WHAT YOU HAVE TO DO | Output all records precisely as written.

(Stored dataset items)
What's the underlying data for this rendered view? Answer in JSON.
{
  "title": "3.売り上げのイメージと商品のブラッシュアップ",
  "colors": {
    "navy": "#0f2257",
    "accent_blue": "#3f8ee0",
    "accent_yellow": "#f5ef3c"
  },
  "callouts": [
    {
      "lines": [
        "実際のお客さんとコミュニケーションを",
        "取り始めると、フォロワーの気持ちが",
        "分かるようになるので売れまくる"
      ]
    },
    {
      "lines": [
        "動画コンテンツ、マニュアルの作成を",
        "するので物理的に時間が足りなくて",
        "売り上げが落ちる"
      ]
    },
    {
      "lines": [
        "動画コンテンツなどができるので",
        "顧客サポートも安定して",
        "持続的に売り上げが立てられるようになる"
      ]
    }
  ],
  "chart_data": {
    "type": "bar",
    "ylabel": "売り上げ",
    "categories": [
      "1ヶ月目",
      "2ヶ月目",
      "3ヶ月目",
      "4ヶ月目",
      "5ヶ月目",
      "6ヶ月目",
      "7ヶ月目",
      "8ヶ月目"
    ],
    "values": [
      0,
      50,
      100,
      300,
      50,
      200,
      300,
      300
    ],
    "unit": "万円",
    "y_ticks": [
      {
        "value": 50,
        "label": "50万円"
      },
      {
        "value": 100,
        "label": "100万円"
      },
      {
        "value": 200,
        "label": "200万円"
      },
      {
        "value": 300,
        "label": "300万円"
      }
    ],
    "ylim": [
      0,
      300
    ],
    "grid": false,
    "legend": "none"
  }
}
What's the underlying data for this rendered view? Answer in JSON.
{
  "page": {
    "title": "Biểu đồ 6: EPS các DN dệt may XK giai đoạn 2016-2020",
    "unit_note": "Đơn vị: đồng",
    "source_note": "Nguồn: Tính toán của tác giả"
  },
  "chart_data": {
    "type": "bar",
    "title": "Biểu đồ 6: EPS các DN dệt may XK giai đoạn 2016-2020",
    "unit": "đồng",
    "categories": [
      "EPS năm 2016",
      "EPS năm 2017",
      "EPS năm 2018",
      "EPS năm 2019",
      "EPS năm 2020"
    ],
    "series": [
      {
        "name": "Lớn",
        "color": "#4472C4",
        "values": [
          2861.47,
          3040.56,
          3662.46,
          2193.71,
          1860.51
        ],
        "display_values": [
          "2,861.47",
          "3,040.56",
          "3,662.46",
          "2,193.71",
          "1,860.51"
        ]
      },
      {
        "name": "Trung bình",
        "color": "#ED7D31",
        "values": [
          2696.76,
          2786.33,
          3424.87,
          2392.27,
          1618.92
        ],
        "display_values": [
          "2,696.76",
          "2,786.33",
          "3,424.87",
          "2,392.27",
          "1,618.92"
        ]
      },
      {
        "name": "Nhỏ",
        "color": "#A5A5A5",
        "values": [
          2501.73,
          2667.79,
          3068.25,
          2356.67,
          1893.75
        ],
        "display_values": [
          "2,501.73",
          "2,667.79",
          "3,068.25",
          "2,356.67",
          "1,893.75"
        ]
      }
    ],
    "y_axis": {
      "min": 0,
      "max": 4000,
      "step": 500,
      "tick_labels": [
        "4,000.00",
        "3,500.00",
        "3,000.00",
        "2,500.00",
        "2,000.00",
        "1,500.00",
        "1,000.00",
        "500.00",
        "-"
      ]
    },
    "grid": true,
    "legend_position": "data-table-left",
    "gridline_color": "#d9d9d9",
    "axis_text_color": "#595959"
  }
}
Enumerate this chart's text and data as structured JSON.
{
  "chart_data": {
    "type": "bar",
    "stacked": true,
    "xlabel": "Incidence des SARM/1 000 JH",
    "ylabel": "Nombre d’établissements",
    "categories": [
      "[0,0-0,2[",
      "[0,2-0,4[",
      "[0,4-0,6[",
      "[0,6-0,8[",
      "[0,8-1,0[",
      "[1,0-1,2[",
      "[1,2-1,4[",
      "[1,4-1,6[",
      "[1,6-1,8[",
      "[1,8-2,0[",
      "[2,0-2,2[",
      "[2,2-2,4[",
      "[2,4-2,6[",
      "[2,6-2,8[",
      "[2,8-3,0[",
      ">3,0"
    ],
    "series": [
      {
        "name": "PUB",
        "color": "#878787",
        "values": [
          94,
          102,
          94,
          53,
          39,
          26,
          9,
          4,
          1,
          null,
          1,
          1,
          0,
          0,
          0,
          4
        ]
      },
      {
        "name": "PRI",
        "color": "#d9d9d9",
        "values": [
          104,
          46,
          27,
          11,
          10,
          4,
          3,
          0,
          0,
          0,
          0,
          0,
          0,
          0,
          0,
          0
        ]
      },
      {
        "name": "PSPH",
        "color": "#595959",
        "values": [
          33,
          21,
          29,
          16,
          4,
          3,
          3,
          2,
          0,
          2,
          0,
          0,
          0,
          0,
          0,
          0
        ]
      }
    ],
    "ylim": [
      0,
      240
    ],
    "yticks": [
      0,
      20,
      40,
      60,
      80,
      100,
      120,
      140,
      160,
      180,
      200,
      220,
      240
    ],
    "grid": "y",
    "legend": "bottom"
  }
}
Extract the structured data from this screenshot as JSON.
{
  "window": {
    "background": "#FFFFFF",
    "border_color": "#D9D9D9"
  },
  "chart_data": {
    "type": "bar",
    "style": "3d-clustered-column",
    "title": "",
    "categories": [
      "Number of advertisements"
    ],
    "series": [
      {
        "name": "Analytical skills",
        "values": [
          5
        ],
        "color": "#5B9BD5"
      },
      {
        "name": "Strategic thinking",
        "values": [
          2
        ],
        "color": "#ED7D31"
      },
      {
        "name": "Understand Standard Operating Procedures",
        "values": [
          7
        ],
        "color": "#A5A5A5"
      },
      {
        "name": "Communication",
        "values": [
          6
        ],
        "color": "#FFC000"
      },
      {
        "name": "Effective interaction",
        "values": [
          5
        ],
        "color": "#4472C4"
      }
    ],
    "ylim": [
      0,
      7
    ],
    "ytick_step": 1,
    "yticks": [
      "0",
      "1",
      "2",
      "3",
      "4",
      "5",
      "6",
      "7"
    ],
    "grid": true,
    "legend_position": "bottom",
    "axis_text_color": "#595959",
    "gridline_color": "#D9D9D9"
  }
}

EXERCISE RESPONSE |
What's the underlying data for this rendered view? Answer in JSON.
{
  "title": "3.売り上げのイメージと商品のブラッシュアップ",
  "colors": {
    "navy": "#0f2257",
    "accent_blue": "#3f8ee0",
    "accent_yellow": "#f5ef3c"
  },
  "callouts": [
    {
      "lines": [
        "実際のお客さんとコミュニケーションを",
        "取り始めると、フォロワーの気持ちが",
        "分かるようになるので売れまくる"
      ]
    },
    {
      "lines": [
        "動画コンテンツ、マニュアルの作成を",
        "するので物理的に時間が足りなくて",
        "売り上げが落ちる"
      ]
    },
    {
      "lines": [
        "動画コンテンツなどができるので",
        "顧客サポートも安定して",
        "持続的に売り上げが立てられるようになる"
      ]
    }
  ],
  "chart_data": {
    "type": "bar",
    "ylabel": "売り上げ",
    "categories": [
      "1ヶ月目",
      "2ヶ月目",
      "3ヶ月目",
      "4ヶ月目",
      "5ヶ月目",
      "6ヶ月目",
      "7ヶ月目",
      "8ヶ月目"
    ],
    "values": [
      0,
      50,
      100,
      300,
      50,
      200,
      300,
      300
    ],
    "unit": "万円",
    "y_ticks": [
      {
        "value": 50,
        "label": "50万円"
      },
      {
        "value": 100,
        "label": "100万円"
      },
      {
        "value": 200,
        "label": "200万円"
      },
      {
        "value": 300,
        "label": "300万円"
      }
    ],
    "ylim": [
      0,
      300
    ],
    "grid": false,
    "legend": "none"
  }
}
What's the underlying data for this rendered view? Answer in JSON.
{
  "page": {
    "title": "Biểu đồ 6: EPS các DN dệt may XK giai đoạn 2016-2020",
    "unit_note": "Đơn vị: đồng",
    "source_note": "Nguồn: Tính toán của tác giả"
  },
  "chart_data": {
    "type": "bar",
    "title": "Biểu đồ 6: EPS các DN dệt may XK giai đoạn 2016-2020",
    "unit": "đồng",
    "categories": [
      "EPS năm 2016",
      "EPS năm 2017",
      "EPS năm 2018",
      "EPS năm 2019",
      "EPS năm 2020"
    ],
    "series": [
      {
        "name": "Lớn",
        "color": "#4472C4",
        "values": [
          2861.47,
          3040.56,
          3662.46,
          2193.71,
          1860.51
        ],
        "display_values": [
          "2,861.47",
          "3,040.56",
          "3,662.46",
          "2,193.71",
          "1,860.51"
        ]
      },
      {
        "name": "Trung bình",
        "color": "#ED7D31",
        "values": [
          2696.76,
          2786.33,
          3424.87,
          2392.27,
          1618.92
        ],
        "display_values": [
          "2,696.76",
          "2,786.33",
          "3,424.87",
          "2,392.27",
          "1,618.92"
        ]
      },
      {
        "name": "Nhỏ",
        "color": "#A5A5A5",
        "values": [
          2501.73,
          2667.79,
          3068.25,
          2356.67,
          1893.75
        ],
        "display_values": [
          "2,501.73",
          "2,667.79",
          "3,068.25",
          "2,356.67",
          "1,893.75"
        ]
      }
    ],
    "y_axis": {
      "min": 0,
      "max": 4000,
      "step": 500,
      "tick_labels": [
        "4,000.00",
        "3,500.00",
        "3,000.00",
        "2,500.00",
        "2,000.00",
        "1,500.00",
        "1,000.00",
        "500.00",
        "-"
      ]
    },
    "grid": true,
    "legend_position": "data-table-left",
    "gridline_color": "#d9d9d9",
    "axis_text_color": "#595959"
  }
}
Enumerate this chart's text and data as structured JSON.
{
  "chart_data": {
    "type": "bar",
    "stacked": true,
    "xlabel": "Incidence des SARM/1 000 JH",
    "ylabel": "Nombre d’établissements",
    "categories": [
      "[0,0-0,2[",
      "[0,2-0,4[",
      "[0,4-0,6[",
      "[0,6-0,8[",
      "[0,8-1,0[",
      "[1,0-1,2[",
      "[1,2-1,4[",
      "[1,4-1,6[",
      "[1,6-1,8[",
      "[1,8-2,0[",
      "[2,0-2,2[",
      "[2,2-2,4[",
      "[2,4-2,6[",
      "[2,6-2,8[",
      "[2,8-3,0[",
      ">3,0"
    ],
    "series": [
      {
        "name": "PUB",
        "color": "#878787",
        "values": [
          94,
          102,
          94,
          53,
          39,
          26,
          9,
          4,
          1,
          null,
          1,
          1,
          0,
          0,
          0,
          4
        ]
      },
      {
        "name": "PRI",
        "color": "#d9d9d9",
        "values": [
          104,
          46,
          27,
          11,
          10,
          4,
          3,
          0,
          0,
          0,
          0,
          0,
          0,
          0,
          0,
          0
        ]
      },
      {
        "name": "PSPH",
        "color": "#595959",
        "values": [
          33,
          21,
          29,
          16,
          4,
          3,
          3,
          2,
          0,
          2,
          0,
          0,
          0,
          0,
          0,
          0
        ]
      }
    ],
    "ylim": [
      0,
      240
    ],
    "yticks": [
      0,
      20,
      40,
      60,
      80,
      100,
      120,
      140,
      160,
      180,
      200,
      220,
      240
    ],
    "grid": "y",
    "legend": "bottom"
  }
}
Extract the structured data from this screenshot as JSON.
{
  "window": {
    "background": "#FFFFFF",
    "border_color": "#D9D9D9"
  },
  "chart_data": {
    "type": "bar",
    "style": "3d-clustered-column",
    "title": "",
    "categories": [
      "Number of advertisements"
    ],
    "series": [
      {
        "name": "Analytical skills",
        "values": [
          5
        ],
        "color": "#5B9BD5"
      },
      {
        "name": "Strategic thinking",
        "values": [
          2
        ],
        "color": "#ED7D31"
      },
      {
        "name": "Understand Standard Operating Procedures",
        "values": [
          7
        ],
        "color": "#A5A5A5"
      },
      {
        "name": "Communication",
        "values": [
          6
        ],
        "color": "#FFC000"
      },
      {
        "name": "Effective interaction",
        "values": [
          5
        ],
        "color": "#4472C4"
      }
    ],
    "ylim": [
      0,
      7
    ],
    "ytick_step": 1,
    "yticks": [
      "0",
      "1",
      "2",
      "3",
      "4",
      "5",
      "6",
      "7"
    ],
    "grid": true,
    "legend_position": "bottom",
    "axis_text_color": "#595959",
    "gridline_color": "#D9D9D9"
  }
}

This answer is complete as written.